Figure dataset records
***

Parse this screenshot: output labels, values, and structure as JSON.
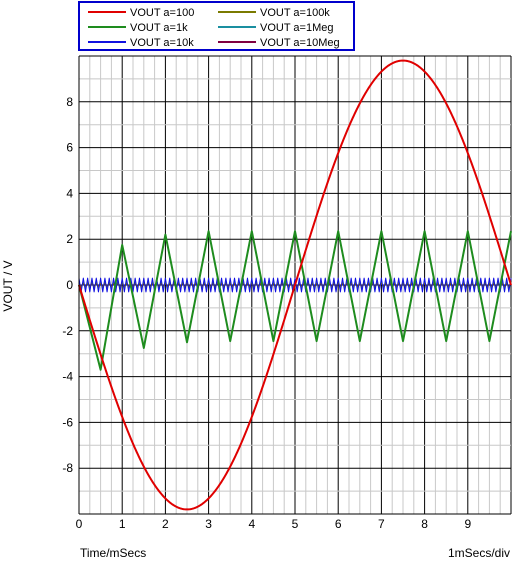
{
  "chart_data": {
    "type": "line",
    "xlabel": "Time/mSecs",
    "xscale_label": "1mSecs/div",
    "ylabel": "VOUT / V",
    "xlim": [
      0,
      10
    ],
    "ylim": [
      -10,
      10
    ],
    "xticks": [
      "0",
      "1",
      "2",
      "3",
      "4",
      "5",
      "6",
      "7",
      "8",
      "9"
    ],
    "yticks": [
      "-8",
      "-6",
      "-4",
      "-2",
      "0",
      "2",
      "4",
      "6",
      "8"
    ],
    "grid": true,
    "legend_position": "top",
    "series": [
      {
        "name": "VOUT a=100",
        "color": "#e00000",
        "shape": "sine",
        "period_ms": 10,
        "amplitude": 9.8,
        "phase_sign": -1
      },
      {
        "name": "VOUT a=100k",
        "color": "#7a7a00",
        "shape": "ripple",
        "period_ms": 0.1,
        "amplitude": 0.08
      },
      {
        "name": "VOUT a=1k",
        "color": "#1e8c1e",
        "shape": "triangle",
        "points": [
          [
            0,
            0
          ],
          [
            0.5,
            -3.7
          ],
          [
            1.0,
            1.75
          ],
          [
            1.5,
            -2.75
          ],
          [
            2.0,
            2.2
          ],
          [
            2.5,
            -2.5
          ],
          [
            3.0,
            2.35
          ],
          [
            3.5,
            -2.45
          ],
          [
            4.0,
            2.35
          ],
          [
            4.5,
            -2.45
          ],
          [
            5.0,
            2.35
          ],
          [
            5.5,
            -2.45
          ],
          [
            6.0,
            2.35
          ],
          [
            6.5,
            -2.45
          ],
          [
            7.0,
            2.35
          ],
          [
            7.5,
            -2.45
          ],
          [
            8.0,
            2.35
          ],
          [
            8.5,
            -2.45
          ],
          [
            9.0,
            2.35
          ],
          [
            9.5,
            -2.45
          ],
          [
            10.0,
            2.35
          ]
        ]
      },
      {
        "name": "VOUT a=1Meg",
        "color": "#1a8fa0",
        "shape": "ripple",
        "period_ms": 0.1,
        "amplitude": 0.12
      },
      {
        "name": "VOUT a=10k",
        "color": "#1010e0",
        "shape": "ripple",
        "period_ms": 0.1,
        "amplitude": 0.3
      },
      {
        "name": "VOUT a=10Meg",
        "color": "#800040",
        "shape": "ripple",
        "period_ms": 0.1,
        "amplitude": 0.06
      }
    ]
  }
}
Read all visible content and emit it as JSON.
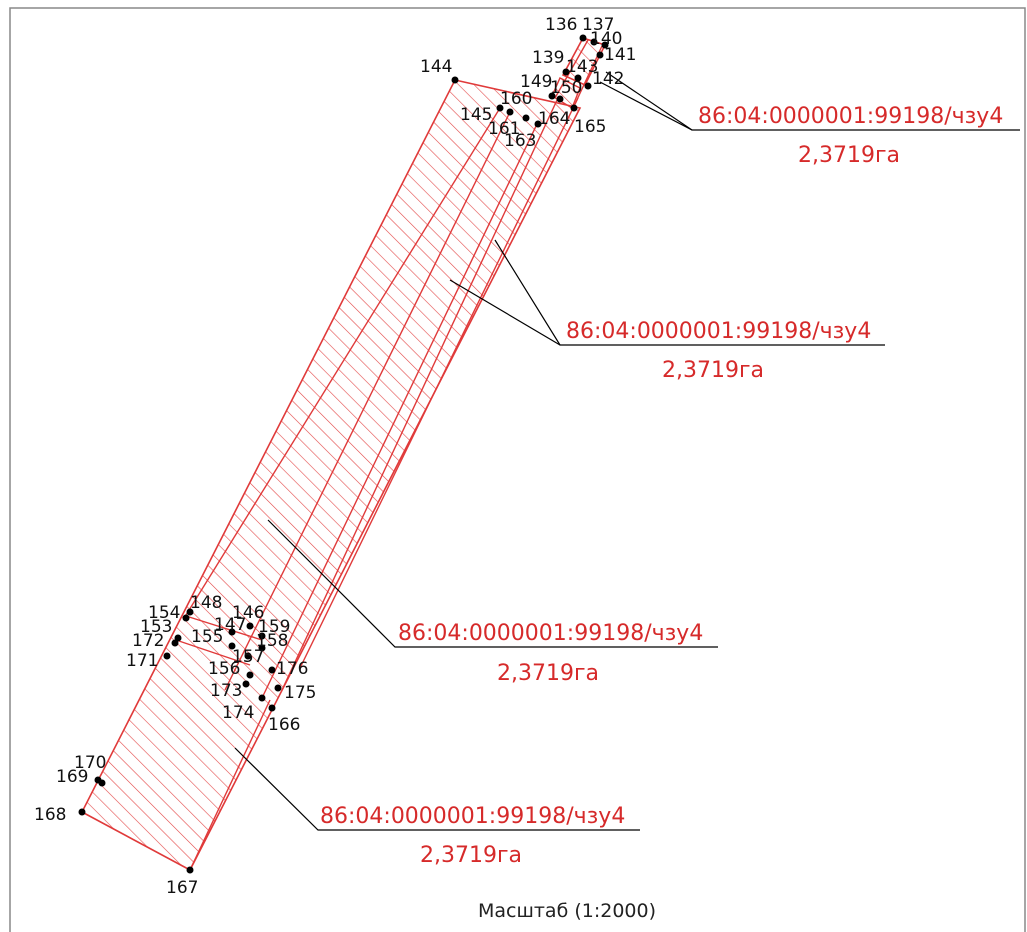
{
  "colors": {
    "parcel_stroke": "#e03a3a",
    "hatch": "#e34848",
    "label_text": "#d62a2a",
    "point": "#000000",
    "leader": "#000000",
    "frame": "#888888"
  },
  "scale_text": "Масштаб (1:2000)",
  "callouts": [
    {
      "cadastral": "86:04:0000001:99198/чзу4",
      "area": "2,3719га"
    },
    {
      "cadastral": "86:04:0000001:99198/чзу4",
      "area": "2,3719га"
    },
    {
      "cadastral": "86:04:0000001:99198/чзу4",
      "area": "2,3719га"
    },
    {
      "cadastral": "86:04:0000001:99198/чзу4",
      "area": "2,3719га"
    }
  ],
  "points": [
    "136",
    "137",
    "140",
    "141",
    "139",
    "143",
    "142",
    "149",
    "150",
    "144",
    "160",
    "145",
    "161",
    "164",
    "163",
    "165",
    "148",
    "154",
    "146",
    "147",
    "159",
    "153",
    "155",
    "158",
    "172",
    "157",
    "171",
    "156",
    "176",
    "173",
    "175",
    "174",
    "166",
    "170",
    "169",
    "168",
    "167"
  ]
}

***

● SET PROBLEM
Within the material above, find the lines that contain the word "amplitude"; copy them.

● TASK OUTPUT
        "amplitude": 9.8,
        "amplitude": 0.08
        "amplitude": 0.12
        "amplitude": 0.3
        "amplitude": 0.06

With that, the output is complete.